*What you should do*.
Lines containing the string "Affairs" are to be collected in full.

++++++

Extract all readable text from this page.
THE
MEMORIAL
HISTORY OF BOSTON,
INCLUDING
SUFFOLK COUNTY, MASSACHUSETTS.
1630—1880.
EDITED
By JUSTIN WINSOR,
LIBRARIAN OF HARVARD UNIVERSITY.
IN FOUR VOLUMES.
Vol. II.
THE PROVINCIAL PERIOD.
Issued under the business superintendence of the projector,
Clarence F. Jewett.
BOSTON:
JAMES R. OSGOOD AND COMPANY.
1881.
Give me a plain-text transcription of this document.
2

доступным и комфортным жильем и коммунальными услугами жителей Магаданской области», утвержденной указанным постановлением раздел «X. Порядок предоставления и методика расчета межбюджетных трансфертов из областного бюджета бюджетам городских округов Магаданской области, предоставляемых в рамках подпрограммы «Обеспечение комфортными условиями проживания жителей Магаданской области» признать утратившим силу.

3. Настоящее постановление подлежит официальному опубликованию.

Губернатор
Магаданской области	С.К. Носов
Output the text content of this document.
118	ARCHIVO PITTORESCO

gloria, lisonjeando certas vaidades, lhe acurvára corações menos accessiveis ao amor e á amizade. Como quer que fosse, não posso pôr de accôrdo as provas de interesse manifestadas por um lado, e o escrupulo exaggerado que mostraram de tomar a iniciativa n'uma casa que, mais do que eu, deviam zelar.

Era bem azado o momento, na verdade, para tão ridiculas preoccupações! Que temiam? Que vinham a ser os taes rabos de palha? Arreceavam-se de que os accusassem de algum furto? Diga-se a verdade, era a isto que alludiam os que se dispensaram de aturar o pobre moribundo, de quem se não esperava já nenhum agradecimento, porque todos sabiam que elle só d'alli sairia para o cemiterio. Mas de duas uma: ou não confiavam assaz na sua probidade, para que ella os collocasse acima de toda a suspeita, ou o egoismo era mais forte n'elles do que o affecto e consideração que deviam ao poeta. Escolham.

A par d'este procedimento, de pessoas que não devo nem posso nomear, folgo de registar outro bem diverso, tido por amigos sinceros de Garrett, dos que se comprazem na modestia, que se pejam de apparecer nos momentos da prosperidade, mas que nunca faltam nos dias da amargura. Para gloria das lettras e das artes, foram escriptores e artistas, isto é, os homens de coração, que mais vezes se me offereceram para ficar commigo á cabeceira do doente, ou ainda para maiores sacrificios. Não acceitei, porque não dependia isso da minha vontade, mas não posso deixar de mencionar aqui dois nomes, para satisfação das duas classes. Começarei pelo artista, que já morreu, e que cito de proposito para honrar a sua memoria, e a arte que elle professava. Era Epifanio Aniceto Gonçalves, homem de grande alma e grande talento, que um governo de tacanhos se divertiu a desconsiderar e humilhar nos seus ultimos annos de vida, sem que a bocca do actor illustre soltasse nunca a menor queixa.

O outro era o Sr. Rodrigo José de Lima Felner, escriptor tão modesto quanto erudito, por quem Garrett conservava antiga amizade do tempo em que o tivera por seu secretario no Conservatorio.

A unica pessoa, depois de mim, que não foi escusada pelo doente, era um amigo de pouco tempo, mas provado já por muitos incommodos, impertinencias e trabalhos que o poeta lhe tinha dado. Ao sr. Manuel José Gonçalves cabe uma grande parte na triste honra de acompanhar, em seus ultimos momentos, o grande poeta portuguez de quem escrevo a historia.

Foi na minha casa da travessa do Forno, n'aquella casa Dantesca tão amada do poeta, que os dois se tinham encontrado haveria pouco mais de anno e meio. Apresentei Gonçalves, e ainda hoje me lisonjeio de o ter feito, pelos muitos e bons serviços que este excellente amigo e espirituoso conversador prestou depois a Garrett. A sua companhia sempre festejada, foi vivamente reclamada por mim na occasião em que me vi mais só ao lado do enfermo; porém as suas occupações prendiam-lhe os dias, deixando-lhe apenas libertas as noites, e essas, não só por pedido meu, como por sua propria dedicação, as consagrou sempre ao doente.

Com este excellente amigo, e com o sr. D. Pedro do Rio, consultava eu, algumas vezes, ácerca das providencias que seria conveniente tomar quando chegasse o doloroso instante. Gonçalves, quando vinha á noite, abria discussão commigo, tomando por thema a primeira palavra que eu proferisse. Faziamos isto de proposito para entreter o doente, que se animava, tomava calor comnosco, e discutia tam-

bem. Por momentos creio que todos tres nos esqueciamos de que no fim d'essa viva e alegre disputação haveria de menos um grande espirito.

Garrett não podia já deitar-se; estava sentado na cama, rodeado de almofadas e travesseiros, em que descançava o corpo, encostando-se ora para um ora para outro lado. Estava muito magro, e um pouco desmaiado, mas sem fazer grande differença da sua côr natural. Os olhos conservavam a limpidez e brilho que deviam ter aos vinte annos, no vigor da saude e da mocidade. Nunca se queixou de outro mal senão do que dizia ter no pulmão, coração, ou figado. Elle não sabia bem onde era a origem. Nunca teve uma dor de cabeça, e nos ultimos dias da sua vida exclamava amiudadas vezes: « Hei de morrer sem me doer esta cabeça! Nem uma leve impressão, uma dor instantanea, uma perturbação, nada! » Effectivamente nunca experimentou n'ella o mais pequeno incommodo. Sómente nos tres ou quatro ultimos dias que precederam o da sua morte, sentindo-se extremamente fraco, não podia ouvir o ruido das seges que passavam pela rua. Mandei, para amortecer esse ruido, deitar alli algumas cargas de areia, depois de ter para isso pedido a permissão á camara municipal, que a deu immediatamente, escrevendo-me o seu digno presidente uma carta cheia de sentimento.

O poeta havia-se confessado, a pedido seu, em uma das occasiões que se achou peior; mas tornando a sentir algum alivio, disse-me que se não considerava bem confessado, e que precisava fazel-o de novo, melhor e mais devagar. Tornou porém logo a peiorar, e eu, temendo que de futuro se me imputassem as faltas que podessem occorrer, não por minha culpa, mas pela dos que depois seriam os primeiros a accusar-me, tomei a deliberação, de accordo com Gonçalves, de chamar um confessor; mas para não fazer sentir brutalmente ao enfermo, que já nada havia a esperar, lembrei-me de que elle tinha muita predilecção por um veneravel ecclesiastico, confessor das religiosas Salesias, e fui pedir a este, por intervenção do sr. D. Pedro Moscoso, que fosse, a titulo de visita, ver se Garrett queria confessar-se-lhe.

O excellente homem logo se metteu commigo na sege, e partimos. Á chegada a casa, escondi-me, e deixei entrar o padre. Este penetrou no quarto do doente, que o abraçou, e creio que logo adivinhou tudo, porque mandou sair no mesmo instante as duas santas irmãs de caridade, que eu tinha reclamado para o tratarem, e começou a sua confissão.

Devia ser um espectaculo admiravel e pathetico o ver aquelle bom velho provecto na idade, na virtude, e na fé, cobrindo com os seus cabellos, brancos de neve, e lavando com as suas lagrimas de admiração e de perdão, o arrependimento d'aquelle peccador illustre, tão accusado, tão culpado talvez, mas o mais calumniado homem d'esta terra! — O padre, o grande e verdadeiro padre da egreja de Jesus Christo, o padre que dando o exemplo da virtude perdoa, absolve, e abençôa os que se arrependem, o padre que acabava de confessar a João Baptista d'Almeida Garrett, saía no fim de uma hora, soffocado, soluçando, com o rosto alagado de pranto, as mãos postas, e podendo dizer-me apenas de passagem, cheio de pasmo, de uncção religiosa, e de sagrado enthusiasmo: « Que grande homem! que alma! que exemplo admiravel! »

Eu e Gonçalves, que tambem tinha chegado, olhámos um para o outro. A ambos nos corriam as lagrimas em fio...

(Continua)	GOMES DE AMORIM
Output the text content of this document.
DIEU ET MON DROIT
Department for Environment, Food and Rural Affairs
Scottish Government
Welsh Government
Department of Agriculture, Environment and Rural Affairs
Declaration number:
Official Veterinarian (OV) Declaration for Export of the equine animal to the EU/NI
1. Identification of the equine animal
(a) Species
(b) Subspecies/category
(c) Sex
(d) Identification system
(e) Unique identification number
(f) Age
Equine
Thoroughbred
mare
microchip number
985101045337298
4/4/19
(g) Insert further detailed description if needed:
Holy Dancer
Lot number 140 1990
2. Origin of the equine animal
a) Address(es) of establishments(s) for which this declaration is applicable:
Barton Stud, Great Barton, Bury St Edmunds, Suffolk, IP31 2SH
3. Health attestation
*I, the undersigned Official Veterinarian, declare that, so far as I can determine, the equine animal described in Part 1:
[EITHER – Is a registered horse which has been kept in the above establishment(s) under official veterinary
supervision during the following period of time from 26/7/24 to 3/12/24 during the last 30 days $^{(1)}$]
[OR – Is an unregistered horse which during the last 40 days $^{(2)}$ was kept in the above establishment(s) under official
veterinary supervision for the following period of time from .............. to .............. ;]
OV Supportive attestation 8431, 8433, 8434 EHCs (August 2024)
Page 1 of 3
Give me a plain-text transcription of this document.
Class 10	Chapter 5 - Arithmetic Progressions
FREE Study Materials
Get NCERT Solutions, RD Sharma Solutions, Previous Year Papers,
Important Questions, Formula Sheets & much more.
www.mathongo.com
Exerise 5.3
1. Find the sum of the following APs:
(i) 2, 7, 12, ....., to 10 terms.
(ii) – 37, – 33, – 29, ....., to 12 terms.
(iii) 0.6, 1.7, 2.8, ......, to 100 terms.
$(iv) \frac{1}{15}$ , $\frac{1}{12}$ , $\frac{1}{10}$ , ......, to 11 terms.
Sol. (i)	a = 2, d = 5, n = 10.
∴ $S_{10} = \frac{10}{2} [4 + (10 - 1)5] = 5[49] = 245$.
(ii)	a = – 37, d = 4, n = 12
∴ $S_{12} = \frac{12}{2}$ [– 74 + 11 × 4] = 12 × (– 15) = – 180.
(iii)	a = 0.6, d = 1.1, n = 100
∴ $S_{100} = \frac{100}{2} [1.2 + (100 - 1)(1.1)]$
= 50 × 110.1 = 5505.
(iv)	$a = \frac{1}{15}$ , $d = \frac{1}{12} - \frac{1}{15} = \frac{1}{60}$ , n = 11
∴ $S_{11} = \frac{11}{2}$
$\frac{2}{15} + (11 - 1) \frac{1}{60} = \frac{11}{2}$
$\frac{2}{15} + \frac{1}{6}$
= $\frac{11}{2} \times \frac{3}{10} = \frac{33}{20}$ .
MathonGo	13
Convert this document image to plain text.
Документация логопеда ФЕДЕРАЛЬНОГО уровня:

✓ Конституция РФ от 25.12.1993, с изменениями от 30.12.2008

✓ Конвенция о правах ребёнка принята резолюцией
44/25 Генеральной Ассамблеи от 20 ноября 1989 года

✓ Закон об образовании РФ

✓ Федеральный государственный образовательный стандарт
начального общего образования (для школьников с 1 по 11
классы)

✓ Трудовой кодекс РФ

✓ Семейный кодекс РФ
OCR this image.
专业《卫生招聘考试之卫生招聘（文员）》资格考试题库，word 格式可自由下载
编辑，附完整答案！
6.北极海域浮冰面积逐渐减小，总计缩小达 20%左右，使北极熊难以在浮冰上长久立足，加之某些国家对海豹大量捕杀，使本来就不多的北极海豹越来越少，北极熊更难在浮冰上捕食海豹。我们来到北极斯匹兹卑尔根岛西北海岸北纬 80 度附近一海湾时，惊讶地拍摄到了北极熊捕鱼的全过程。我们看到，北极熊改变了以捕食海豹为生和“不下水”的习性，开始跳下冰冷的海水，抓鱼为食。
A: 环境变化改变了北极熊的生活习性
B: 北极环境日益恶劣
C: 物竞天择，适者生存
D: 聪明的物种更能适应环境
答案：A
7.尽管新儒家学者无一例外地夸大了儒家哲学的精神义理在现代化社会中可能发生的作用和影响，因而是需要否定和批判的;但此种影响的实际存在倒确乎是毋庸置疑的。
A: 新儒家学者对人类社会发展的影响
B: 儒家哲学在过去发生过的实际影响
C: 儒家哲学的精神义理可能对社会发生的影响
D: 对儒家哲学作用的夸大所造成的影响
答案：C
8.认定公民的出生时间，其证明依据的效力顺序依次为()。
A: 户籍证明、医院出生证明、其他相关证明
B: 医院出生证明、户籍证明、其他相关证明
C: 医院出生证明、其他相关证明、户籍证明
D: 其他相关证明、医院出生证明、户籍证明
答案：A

++++++

*Solution*.
Department for Environment, Food and Rural Affairs
Department of Agriculture, Environment and Rural Affairs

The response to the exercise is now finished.